DATA:
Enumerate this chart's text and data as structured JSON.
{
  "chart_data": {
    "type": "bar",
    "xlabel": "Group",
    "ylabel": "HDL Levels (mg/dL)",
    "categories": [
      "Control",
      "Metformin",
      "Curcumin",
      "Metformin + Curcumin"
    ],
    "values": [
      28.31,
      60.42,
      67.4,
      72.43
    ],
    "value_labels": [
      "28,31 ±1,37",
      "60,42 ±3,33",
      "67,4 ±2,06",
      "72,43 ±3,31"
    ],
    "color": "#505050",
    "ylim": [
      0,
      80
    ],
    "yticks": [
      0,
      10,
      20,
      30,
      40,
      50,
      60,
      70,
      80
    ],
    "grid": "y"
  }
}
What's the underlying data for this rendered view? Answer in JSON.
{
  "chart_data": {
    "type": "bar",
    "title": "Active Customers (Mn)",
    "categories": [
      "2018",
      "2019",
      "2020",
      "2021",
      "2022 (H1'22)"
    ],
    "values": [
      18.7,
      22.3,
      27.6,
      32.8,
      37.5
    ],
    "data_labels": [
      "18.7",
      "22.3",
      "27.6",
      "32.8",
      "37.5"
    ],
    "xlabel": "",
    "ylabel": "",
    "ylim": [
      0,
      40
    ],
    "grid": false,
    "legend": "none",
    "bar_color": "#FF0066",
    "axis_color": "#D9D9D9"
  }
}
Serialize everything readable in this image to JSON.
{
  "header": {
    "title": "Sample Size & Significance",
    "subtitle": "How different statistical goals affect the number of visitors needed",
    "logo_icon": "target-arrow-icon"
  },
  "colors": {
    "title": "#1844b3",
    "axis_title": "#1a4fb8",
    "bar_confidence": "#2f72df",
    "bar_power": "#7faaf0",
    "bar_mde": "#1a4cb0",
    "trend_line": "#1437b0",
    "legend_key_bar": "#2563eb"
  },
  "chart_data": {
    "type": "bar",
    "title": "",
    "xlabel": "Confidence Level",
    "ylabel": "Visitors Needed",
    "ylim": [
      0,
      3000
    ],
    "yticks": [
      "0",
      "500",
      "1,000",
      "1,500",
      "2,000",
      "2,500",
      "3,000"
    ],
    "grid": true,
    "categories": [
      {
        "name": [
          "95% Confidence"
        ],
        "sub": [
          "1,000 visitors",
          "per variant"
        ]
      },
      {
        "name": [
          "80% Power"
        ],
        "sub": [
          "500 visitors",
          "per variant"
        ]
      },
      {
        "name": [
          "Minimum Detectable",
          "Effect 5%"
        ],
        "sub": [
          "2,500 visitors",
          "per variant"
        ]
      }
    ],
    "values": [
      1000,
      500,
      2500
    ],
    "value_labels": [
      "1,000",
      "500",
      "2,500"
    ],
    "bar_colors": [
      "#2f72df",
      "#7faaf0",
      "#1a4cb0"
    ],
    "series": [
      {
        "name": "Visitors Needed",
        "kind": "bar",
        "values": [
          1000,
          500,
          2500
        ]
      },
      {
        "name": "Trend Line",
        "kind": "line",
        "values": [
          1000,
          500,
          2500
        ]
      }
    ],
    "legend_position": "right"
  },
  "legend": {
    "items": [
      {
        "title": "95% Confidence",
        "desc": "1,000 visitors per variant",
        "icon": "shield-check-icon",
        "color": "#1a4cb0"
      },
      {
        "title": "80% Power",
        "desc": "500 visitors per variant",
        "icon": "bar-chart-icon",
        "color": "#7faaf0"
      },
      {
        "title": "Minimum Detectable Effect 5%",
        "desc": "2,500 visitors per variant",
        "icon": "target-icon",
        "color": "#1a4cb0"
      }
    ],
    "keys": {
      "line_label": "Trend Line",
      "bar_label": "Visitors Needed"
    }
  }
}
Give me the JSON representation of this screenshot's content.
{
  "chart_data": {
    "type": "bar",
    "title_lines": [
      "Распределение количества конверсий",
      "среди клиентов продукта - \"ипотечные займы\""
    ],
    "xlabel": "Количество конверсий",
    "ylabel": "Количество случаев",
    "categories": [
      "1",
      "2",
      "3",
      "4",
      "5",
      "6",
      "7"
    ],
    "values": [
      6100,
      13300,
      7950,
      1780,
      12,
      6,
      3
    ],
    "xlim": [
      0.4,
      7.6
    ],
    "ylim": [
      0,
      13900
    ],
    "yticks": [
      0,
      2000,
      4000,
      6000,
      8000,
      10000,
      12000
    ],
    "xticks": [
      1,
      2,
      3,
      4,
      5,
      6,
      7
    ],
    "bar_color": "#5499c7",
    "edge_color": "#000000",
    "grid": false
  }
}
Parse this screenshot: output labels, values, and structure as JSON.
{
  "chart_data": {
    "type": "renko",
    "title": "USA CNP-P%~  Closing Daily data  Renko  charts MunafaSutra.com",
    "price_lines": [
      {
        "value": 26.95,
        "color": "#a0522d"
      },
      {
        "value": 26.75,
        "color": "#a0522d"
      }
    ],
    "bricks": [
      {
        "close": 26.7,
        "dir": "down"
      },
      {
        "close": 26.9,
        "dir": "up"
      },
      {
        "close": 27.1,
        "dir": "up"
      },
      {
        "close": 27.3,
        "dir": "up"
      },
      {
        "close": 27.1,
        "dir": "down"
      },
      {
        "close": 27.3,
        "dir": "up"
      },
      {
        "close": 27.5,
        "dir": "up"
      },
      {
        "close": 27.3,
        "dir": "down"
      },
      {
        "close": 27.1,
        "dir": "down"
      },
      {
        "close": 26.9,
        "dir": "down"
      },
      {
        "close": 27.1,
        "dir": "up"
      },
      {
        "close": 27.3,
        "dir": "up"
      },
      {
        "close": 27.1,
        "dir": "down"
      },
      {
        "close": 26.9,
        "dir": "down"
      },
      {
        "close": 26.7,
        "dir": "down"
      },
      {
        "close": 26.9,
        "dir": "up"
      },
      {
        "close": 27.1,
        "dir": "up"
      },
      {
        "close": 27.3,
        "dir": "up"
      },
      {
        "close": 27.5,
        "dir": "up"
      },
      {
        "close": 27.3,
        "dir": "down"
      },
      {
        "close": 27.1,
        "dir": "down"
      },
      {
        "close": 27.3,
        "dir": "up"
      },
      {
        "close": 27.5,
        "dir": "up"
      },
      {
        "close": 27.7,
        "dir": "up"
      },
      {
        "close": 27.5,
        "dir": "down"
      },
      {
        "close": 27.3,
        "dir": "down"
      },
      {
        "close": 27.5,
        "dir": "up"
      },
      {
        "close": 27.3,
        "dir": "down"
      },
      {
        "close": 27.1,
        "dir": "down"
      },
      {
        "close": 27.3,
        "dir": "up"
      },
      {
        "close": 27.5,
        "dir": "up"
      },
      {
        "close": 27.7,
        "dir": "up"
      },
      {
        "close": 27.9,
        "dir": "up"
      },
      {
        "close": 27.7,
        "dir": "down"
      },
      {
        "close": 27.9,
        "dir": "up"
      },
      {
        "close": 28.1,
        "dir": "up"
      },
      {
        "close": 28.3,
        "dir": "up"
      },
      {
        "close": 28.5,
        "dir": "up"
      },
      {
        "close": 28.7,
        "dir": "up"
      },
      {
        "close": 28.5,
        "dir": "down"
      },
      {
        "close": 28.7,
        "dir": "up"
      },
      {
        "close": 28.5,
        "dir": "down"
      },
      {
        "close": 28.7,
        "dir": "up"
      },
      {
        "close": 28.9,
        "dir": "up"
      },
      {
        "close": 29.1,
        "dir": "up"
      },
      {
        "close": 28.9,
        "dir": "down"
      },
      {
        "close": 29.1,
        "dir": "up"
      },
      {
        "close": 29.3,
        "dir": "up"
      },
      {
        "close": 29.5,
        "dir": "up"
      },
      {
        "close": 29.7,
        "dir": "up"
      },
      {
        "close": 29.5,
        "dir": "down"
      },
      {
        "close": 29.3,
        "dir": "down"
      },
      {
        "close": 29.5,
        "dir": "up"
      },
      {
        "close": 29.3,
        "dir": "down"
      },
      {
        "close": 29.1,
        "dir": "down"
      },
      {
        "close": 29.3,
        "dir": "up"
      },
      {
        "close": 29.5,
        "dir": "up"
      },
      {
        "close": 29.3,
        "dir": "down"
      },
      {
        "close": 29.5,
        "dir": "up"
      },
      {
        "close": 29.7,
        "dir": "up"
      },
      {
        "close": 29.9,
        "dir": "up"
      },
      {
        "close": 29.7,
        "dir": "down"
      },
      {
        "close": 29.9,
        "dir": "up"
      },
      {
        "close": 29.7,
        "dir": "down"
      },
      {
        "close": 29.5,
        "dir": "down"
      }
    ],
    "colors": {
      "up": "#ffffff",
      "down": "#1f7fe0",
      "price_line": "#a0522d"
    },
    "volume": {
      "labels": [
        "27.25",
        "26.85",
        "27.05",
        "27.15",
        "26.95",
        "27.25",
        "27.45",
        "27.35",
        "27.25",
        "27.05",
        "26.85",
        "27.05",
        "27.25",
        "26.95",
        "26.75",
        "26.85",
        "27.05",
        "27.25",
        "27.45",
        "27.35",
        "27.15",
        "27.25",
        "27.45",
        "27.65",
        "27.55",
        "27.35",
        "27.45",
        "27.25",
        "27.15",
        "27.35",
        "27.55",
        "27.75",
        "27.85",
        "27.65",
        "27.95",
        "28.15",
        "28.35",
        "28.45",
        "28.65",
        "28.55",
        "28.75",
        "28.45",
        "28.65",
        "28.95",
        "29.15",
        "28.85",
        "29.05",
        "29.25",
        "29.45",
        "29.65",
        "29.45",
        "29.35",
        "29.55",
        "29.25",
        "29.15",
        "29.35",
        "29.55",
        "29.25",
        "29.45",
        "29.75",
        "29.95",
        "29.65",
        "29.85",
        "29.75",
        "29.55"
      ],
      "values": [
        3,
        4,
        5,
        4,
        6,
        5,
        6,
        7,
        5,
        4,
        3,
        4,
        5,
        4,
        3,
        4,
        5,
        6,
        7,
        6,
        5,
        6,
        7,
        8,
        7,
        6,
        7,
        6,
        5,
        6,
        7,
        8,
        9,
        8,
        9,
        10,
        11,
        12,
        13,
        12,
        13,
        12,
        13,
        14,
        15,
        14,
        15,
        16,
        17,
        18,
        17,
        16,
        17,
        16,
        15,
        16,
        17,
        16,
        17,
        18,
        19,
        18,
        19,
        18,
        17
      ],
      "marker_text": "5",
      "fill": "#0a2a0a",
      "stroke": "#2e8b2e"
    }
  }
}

WHAT TO PRODUCE: Identify the lines of the data that contain the word "grid". Copy each of them.

TASK ANSWER:
    "grid": "y"
    "grid": false,
    "grid": true,
    "grid": false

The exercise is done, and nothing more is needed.